What to produce: Output the lines of the records as a JSON list of strings, one string per line and with blank lines omitted, starting at the beginning of the records and ending at the line that contains "- lat-tick-label: 43.4N: [58, 265, 82, 275]".

Element location data:

————————

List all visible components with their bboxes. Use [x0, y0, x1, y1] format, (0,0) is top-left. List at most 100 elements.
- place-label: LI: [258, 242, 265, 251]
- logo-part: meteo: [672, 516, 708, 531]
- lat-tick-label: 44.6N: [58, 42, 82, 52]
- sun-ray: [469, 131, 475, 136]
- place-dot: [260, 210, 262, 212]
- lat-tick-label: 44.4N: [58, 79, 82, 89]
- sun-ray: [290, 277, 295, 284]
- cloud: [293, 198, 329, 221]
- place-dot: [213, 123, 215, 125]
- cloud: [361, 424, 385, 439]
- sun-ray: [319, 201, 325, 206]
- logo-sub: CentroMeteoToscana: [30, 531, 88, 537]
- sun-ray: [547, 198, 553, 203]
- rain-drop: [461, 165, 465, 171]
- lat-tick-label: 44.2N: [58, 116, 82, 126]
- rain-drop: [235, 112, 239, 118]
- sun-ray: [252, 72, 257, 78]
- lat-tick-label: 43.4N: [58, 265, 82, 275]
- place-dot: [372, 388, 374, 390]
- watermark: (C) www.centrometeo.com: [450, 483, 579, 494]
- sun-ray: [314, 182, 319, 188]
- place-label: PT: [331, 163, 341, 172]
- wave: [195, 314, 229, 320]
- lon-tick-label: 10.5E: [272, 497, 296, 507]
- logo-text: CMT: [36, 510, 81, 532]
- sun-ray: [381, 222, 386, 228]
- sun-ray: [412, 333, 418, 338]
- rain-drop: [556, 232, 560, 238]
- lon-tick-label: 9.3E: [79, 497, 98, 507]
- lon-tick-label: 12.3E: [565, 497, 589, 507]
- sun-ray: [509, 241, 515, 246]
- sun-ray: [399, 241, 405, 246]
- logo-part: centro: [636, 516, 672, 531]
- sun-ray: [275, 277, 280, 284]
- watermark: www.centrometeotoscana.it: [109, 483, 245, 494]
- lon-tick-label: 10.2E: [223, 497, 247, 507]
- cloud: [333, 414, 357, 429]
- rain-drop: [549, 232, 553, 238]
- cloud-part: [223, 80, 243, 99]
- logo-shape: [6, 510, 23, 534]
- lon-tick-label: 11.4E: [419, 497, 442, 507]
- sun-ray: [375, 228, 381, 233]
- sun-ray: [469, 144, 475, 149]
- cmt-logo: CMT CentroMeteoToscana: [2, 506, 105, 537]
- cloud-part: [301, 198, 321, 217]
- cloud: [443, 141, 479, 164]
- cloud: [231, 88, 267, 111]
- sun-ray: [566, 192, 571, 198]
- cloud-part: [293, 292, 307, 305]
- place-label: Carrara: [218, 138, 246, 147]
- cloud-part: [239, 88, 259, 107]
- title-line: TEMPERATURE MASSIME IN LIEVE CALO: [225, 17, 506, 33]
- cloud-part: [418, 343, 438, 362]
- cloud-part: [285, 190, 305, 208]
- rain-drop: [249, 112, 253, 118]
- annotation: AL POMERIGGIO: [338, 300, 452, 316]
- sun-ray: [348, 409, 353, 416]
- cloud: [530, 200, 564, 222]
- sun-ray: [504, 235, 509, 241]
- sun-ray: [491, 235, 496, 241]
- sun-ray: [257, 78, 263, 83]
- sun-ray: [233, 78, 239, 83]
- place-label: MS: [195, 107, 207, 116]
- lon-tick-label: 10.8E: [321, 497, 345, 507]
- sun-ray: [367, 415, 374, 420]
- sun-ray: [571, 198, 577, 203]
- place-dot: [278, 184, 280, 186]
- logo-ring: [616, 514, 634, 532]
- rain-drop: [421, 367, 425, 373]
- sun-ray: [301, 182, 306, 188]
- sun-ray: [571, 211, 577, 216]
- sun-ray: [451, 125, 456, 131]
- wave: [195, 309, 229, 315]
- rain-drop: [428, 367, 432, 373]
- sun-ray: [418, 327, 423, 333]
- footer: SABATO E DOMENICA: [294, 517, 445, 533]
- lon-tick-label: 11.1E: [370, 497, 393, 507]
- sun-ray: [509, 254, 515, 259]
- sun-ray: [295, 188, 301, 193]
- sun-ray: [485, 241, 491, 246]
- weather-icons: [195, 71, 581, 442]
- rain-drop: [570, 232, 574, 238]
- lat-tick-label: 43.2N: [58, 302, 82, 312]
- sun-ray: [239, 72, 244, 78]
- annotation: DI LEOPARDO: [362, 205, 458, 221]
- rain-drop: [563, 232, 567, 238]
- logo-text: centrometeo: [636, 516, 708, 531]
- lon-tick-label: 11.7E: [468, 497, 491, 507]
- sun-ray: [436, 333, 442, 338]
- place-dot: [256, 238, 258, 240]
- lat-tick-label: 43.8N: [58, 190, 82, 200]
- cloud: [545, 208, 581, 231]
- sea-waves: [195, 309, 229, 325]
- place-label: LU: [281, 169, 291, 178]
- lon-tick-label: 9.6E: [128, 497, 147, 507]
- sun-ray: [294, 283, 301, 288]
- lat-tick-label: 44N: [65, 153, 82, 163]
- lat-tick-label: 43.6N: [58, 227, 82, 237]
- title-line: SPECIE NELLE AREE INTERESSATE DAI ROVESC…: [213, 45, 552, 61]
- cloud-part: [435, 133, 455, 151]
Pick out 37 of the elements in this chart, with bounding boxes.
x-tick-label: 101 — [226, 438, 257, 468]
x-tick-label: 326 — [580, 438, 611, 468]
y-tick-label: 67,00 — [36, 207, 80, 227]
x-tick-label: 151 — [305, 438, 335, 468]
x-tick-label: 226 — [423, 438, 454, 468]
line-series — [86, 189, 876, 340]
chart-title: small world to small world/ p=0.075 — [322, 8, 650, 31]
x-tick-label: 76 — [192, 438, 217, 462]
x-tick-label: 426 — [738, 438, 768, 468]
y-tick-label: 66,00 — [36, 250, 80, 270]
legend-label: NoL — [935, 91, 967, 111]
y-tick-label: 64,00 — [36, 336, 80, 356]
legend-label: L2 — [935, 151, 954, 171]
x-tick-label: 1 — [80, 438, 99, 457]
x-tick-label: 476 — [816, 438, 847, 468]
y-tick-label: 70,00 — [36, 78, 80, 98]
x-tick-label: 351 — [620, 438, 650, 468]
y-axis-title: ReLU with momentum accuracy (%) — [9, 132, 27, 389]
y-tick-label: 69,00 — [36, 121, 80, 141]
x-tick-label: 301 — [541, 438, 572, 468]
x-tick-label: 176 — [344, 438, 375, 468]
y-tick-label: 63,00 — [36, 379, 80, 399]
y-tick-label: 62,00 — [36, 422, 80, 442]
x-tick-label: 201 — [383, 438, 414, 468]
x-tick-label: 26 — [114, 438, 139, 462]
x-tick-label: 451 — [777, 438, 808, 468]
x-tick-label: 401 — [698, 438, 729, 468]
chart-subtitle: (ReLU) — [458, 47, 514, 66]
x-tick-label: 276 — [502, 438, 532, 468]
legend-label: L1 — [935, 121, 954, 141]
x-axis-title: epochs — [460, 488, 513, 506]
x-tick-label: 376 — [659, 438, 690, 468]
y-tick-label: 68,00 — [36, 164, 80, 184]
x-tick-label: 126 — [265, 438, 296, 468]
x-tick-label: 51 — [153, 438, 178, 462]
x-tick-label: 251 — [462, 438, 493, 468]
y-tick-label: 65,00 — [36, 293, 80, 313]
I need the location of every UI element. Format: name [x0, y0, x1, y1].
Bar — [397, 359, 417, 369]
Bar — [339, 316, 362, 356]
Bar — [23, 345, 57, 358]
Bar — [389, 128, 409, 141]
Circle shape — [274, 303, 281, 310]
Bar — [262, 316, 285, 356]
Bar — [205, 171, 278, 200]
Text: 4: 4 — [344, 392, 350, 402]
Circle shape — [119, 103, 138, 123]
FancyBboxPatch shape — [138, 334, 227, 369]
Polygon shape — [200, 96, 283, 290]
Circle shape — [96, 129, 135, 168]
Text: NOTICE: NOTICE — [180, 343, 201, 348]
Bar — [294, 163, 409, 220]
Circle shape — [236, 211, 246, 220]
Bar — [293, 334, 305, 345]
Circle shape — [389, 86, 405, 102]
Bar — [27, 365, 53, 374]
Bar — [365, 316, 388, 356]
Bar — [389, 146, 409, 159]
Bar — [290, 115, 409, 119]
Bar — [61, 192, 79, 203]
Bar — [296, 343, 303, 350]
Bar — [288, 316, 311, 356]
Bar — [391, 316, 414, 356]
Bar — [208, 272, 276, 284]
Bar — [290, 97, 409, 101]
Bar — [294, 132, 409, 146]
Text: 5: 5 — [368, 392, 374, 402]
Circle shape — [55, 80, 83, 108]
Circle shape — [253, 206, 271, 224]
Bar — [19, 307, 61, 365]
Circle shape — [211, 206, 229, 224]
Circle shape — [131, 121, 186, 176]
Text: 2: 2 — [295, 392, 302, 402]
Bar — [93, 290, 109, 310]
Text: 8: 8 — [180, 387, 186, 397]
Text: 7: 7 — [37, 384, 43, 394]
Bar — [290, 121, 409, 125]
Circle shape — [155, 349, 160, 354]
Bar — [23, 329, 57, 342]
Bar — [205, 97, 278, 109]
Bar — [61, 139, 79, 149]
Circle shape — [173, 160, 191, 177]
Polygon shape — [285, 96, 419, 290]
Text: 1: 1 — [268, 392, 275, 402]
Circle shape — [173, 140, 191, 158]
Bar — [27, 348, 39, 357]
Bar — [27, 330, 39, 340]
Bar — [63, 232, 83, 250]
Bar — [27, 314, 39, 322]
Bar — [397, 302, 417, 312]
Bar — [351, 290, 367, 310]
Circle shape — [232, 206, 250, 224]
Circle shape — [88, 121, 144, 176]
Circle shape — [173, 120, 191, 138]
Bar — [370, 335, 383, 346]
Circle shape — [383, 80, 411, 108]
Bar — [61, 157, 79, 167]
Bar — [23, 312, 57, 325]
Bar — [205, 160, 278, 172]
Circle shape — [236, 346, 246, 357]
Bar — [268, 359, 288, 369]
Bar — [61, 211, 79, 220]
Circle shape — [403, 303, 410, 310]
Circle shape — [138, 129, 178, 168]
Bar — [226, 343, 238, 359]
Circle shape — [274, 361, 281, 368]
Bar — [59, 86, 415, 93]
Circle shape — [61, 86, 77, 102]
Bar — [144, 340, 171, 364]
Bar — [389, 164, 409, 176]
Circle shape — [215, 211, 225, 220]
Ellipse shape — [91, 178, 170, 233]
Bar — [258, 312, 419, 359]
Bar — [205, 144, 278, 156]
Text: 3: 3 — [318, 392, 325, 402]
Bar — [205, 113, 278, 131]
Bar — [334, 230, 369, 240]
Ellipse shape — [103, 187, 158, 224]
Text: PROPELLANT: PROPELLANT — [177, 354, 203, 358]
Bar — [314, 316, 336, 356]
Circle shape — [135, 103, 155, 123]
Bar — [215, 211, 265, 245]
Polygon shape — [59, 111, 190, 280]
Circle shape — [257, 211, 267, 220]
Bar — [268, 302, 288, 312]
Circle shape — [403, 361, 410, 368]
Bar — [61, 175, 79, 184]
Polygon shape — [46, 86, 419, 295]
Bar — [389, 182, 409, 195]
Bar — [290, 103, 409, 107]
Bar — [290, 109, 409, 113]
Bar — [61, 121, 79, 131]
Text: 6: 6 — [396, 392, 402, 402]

————————

Complete output:
[
  "List all visible components with their bboxes. Use [x0, y0, x1, y1] format, (0,0) is top-left. List at most 100 elements.",
  "- place-label: LI: [258, 242, 265, 251]",
  "- logo-part: meteo: [672, 516, 708, 531]",
  "- lat-tick-label: 44.6N: [58, 42, 82, 52]",
  "- sun-ray: [469, 131, 475, 136]",
  "- place-dot: [260, 210, 262, 212]",
  "- lat-tick-label: 44.4N: [58, 79, 82, 89]",
  "- sun-ray: [290, 277, 295, 284]",
  "- cloud: [293, 198, 329, 221]",
  "- place-dot: [213, 123, 215, 125]",
  "- cloud: [361, 424, 385, 439]",
  "- sun-ray: [319, 201, 325, 206]",
  "- logo-sub: CentroMeteoToscana: [30, 531, 88, 537]",
  "- sun-ray: [547, 198, 553, 203]",
  "- rain-drop: [461, 165, 465, 171]",
  "- lat-tick-label: 44.2N: [58, 116, 82, 126]",
  "- rain-drop: [235, 112, 239, 118]",
  "- sun-ray: [252, 72, 257, 78]",
  "- lat-tick-label: 43.4N: [58, 265, 82, 275]"
]